** Start of The input **

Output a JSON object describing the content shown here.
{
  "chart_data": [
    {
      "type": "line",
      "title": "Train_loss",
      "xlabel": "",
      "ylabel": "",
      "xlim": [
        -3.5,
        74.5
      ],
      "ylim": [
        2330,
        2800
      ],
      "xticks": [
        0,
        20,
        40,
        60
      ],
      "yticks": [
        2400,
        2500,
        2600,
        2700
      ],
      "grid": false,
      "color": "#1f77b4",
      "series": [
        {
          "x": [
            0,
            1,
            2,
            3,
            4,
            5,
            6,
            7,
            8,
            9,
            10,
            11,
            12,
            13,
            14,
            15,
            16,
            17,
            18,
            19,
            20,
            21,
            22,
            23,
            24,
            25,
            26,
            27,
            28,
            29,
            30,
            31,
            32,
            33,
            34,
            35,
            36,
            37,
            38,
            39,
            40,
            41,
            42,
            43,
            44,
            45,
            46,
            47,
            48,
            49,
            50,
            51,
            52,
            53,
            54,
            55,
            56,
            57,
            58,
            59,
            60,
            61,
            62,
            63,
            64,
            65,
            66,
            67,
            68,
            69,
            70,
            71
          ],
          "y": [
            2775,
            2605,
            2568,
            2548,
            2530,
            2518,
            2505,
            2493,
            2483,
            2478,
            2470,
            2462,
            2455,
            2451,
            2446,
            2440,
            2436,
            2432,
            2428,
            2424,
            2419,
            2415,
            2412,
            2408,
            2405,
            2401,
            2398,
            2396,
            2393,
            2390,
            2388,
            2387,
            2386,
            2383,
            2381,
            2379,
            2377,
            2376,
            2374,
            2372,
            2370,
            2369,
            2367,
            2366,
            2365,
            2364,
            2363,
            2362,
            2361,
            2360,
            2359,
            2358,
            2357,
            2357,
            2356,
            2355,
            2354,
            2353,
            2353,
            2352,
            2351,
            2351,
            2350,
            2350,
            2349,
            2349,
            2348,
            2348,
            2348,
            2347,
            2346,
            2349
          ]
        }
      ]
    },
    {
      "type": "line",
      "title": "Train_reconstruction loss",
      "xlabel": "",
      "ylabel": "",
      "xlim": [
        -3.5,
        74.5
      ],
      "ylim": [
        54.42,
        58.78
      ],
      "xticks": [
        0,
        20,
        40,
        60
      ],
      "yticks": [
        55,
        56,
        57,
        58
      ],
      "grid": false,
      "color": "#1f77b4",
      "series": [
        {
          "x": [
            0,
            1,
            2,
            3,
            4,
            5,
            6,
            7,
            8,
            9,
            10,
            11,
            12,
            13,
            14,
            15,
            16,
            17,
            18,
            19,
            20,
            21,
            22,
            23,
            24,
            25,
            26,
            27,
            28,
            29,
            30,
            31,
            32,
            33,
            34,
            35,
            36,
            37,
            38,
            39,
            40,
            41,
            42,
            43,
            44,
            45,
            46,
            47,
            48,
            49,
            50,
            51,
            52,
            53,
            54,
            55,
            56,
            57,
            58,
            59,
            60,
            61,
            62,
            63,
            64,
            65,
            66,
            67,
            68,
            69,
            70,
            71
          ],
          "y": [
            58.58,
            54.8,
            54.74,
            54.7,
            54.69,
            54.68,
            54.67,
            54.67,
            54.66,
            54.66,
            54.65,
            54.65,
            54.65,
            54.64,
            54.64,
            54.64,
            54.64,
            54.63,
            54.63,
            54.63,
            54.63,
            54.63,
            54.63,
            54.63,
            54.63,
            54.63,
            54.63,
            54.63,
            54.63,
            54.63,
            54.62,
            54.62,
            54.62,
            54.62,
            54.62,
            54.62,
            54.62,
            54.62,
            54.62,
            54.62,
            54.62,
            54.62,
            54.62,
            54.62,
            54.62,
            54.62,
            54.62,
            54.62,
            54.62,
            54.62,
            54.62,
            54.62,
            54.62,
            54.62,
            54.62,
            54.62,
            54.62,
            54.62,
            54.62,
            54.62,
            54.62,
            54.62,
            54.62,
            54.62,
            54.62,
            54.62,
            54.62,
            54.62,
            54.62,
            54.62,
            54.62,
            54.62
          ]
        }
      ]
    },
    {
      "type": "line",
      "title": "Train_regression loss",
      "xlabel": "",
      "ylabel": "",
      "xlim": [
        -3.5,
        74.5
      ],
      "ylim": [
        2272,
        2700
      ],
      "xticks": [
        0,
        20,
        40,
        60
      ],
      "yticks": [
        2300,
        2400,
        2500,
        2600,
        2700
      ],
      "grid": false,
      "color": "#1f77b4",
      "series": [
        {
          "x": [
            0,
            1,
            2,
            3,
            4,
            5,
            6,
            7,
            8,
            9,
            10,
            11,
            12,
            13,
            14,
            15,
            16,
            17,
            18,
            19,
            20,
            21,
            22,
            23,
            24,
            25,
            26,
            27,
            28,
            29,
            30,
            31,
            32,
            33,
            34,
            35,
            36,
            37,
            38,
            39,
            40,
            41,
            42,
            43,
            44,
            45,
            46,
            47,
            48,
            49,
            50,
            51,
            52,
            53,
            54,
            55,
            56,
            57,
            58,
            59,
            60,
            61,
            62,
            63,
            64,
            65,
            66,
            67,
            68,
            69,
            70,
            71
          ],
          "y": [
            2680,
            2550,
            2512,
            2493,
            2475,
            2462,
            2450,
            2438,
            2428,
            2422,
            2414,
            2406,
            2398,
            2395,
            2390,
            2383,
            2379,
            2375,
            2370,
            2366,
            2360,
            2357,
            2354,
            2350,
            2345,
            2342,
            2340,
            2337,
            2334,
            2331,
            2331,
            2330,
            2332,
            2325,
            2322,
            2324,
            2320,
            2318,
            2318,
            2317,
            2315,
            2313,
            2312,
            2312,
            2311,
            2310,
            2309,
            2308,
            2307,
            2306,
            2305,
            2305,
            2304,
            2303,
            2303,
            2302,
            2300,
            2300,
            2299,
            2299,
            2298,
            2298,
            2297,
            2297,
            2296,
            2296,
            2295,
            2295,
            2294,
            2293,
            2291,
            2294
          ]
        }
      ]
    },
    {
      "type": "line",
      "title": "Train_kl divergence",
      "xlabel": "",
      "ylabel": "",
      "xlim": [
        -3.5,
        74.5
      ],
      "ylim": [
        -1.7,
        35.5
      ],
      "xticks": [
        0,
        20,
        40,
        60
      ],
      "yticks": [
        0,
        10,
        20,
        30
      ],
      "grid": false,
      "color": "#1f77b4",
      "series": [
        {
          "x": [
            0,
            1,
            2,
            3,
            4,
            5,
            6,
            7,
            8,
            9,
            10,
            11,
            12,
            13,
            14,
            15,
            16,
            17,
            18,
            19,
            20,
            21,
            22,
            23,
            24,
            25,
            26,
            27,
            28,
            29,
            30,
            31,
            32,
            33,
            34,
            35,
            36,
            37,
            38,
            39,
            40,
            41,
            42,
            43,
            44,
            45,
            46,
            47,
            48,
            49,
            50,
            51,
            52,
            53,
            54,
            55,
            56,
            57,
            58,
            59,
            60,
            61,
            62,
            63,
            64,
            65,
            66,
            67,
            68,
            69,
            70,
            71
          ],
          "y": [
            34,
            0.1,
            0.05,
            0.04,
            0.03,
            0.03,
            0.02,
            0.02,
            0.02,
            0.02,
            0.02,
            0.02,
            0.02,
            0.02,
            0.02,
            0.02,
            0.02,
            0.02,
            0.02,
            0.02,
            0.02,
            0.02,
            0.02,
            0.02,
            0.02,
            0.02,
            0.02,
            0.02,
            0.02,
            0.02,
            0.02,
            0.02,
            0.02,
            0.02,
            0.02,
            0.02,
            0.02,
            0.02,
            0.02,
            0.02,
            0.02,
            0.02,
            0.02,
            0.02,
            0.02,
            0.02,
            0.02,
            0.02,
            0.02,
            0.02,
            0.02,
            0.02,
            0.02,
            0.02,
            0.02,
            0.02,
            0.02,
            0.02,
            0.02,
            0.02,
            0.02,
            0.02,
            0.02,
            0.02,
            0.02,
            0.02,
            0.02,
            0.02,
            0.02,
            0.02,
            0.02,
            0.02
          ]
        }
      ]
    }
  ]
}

** End of The input **
** Start of The input **

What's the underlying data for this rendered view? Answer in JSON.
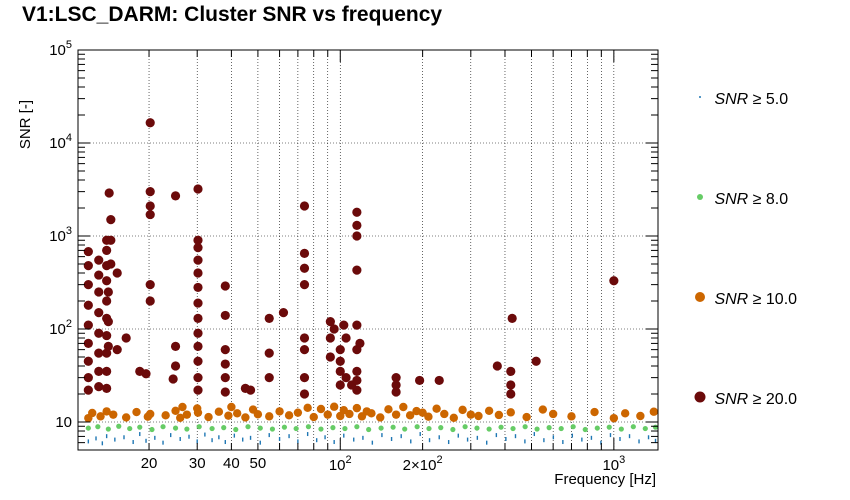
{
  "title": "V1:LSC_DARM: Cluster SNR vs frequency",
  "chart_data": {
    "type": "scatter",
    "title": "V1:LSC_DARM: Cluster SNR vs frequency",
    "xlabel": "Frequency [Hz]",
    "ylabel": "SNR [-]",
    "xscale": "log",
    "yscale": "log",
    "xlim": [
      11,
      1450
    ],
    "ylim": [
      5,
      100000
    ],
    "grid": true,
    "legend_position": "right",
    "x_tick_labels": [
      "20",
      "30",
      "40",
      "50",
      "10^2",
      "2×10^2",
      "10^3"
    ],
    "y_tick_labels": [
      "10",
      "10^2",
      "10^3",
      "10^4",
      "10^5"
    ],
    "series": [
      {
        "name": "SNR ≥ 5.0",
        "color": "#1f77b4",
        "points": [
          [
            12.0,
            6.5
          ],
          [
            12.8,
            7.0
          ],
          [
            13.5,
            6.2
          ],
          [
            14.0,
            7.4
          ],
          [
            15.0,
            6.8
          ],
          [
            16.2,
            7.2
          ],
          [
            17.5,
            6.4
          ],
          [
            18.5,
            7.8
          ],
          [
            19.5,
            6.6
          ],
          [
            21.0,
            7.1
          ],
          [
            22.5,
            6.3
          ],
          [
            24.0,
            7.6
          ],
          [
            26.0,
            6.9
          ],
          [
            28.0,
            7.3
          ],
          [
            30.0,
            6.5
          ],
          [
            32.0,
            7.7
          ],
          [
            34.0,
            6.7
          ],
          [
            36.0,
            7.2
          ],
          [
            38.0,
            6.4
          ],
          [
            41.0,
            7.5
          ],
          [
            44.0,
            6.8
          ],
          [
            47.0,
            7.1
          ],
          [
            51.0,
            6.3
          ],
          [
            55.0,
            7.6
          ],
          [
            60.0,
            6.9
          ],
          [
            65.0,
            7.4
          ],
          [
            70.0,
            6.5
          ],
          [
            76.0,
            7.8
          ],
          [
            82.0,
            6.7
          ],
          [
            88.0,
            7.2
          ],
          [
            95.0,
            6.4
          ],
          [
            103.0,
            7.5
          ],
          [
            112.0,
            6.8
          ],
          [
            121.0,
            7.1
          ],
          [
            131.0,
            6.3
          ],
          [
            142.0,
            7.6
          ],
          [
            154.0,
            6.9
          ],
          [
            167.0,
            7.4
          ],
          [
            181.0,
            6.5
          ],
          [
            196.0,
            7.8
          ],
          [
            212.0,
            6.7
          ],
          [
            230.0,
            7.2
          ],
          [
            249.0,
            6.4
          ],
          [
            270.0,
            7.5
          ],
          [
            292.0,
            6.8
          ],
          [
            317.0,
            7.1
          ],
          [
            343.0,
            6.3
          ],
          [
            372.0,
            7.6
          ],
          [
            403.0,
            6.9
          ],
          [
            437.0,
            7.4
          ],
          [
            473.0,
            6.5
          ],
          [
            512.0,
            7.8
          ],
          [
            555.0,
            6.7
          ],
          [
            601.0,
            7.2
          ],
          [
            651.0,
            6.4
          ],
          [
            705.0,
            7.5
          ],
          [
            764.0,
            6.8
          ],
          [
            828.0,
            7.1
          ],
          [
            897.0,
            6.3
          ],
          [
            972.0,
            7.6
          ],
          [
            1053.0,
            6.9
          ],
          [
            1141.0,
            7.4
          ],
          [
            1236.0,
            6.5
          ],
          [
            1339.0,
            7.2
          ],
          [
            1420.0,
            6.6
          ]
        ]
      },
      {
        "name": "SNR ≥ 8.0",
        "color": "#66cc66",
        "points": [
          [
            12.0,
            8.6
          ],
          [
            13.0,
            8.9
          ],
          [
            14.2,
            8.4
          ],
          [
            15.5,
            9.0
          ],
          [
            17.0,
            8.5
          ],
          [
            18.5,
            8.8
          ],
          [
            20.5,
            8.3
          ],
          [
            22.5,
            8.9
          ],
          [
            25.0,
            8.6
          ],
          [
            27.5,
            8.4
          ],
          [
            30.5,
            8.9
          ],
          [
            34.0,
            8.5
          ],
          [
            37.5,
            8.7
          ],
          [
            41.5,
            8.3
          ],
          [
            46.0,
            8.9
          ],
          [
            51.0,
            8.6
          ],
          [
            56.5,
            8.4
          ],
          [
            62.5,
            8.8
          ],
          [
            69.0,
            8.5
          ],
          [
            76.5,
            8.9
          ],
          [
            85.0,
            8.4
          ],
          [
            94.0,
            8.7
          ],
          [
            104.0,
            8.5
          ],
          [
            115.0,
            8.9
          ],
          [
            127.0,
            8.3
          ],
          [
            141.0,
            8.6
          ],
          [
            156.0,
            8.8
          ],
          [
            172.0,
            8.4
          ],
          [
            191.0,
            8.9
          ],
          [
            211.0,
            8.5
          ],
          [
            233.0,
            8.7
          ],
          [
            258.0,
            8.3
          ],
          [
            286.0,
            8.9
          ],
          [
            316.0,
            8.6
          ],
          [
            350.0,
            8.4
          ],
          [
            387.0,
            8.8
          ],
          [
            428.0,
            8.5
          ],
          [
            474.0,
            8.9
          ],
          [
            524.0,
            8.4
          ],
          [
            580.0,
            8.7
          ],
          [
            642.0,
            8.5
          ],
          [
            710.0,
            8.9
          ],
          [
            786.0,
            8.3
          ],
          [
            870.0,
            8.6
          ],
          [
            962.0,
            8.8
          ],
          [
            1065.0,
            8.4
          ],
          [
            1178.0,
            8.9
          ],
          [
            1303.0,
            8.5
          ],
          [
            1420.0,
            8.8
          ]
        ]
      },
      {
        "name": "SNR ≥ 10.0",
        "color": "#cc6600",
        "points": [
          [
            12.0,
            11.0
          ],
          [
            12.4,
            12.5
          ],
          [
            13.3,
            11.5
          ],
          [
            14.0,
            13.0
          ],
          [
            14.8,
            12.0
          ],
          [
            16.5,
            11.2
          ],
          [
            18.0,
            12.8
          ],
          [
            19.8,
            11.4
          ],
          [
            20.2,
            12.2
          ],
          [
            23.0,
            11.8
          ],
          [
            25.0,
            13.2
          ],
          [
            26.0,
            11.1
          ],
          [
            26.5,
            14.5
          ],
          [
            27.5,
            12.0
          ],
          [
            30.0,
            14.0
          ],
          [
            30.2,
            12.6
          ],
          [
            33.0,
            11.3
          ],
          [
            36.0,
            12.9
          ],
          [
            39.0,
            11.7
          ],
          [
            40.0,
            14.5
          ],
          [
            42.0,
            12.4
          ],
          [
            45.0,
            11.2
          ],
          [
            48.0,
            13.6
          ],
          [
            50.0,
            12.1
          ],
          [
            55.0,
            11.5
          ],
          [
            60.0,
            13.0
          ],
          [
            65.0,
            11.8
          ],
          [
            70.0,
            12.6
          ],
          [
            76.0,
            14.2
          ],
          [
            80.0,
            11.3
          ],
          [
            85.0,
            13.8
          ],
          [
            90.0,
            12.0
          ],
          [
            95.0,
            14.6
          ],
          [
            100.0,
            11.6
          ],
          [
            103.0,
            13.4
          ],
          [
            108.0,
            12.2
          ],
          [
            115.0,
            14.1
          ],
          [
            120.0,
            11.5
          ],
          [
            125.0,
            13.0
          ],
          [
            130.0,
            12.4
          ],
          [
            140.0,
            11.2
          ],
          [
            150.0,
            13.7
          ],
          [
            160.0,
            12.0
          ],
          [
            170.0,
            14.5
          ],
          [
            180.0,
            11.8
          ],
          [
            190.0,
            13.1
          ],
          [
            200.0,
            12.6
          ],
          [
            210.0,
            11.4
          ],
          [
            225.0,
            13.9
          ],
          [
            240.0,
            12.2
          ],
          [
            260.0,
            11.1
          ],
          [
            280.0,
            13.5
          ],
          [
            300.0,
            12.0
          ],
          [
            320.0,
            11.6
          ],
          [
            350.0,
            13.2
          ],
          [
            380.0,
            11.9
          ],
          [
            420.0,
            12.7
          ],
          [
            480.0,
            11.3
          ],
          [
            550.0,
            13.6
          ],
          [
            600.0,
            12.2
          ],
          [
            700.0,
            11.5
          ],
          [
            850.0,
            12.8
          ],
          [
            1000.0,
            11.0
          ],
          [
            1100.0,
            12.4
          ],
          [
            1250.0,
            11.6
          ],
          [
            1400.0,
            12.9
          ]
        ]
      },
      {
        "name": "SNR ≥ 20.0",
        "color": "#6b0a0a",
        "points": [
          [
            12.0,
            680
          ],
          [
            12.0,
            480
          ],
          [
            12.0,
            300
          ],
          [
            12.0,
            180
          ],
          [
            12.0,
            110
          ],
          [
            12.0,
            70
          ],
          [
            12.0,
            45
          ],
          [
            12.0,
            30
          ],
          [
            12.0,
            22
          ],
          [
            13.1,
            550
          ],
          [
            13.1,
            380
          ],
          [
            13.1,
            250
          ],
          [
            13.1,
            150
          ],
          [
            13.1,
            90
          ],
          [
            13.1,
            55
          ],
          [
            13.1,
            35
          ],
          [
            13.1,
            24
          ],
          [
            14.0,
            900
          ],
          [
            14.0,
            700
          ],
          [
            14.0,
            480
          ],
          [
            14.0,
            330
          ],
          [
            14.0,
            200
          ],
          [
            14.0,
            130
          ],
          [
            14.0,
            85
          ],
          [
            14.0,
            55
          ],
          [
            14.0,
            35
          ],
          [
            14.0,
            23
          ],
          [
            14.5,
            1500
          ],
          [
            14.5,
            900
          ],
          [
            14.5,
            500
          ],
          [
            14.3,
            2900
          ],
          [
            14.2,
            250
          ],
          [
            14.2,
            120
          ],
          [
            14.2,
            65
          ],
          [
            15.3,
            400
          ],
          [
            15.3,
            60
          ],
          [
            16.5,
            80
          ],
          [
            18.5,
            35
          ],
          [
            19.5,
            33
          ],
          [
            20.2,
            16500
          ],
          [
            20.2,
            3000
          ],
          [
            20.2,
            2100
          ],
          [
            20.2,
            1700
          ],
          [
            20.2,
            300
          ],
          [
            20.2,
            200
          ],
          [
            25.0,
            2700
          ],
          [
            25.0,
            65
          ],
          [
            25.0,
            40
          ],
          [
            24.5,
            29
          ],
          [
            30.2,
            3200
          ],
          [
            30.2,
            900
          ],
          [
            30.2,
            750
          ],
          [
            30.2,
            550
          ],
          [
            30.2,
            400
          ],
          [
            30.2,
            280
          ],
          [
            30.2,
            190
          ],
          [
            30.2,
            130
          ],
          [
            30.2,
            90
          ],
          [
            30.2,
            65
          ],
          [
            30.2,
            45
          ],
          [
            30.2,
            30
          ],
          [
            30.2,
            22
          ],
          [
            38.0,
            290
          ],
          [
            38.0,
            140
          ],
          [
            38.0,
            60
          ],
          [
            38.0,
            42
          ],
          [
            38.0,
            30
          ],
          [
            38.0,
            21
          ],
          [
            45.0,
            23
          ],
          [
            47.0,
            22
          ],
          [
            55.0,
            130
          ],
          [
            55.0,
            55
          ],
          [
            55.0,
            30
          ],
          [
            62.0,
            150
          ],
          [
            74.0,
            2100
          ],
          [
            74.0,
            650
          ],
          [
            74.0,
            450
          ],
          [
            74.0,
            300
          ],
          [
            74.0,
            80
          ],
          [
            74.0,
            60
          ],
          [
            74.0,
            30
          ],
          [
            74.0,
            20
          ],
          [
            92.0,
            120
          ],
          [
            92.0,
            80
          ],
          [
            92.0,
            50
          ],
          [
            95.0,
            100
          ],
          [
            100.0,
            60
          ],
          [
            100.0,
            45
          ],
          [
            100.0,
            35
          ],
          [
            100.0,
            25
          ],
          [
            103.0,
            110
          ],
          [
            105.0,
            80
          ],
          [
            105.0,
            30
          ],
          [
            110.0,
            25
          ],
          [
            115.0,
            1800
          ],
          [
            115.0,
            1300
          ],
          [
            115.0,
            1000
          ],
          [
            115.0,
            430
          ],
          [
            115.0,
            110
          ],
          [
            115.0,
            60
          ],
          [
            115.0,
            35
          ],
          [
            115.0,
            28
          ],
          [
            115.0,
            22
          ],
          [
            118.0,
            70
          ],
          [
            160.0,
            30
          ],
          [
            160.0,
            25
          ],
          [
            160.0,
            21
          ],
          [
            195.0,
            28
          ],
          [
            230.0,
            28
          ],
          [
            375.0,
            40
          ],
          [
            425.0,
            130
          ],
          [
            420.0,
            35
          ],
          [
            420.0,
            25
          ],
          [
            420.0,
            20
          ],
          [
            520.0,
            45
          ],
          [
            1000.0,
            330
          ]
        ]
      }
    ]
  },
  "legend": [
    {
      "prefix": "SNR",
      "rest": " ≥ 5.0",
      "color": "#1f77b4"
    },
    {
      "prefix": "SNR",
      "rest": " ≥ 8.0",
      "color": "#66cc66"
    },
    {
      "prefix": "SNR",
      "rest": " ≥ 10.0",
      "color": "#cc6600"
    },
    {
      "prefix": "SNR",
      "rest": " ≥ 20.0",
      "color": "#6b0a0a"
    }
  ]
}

** End of The input **

:: What this task involves ::
Which lines hold the word "name"? Copy every one of them.

:: Reply ::
        "name": "SNR ≥ 5.0",
        "name": "SNR ≥ 8.0",
        "name": "SNR ≥ 10.0",
        "name": "SNR ≥ 20.0",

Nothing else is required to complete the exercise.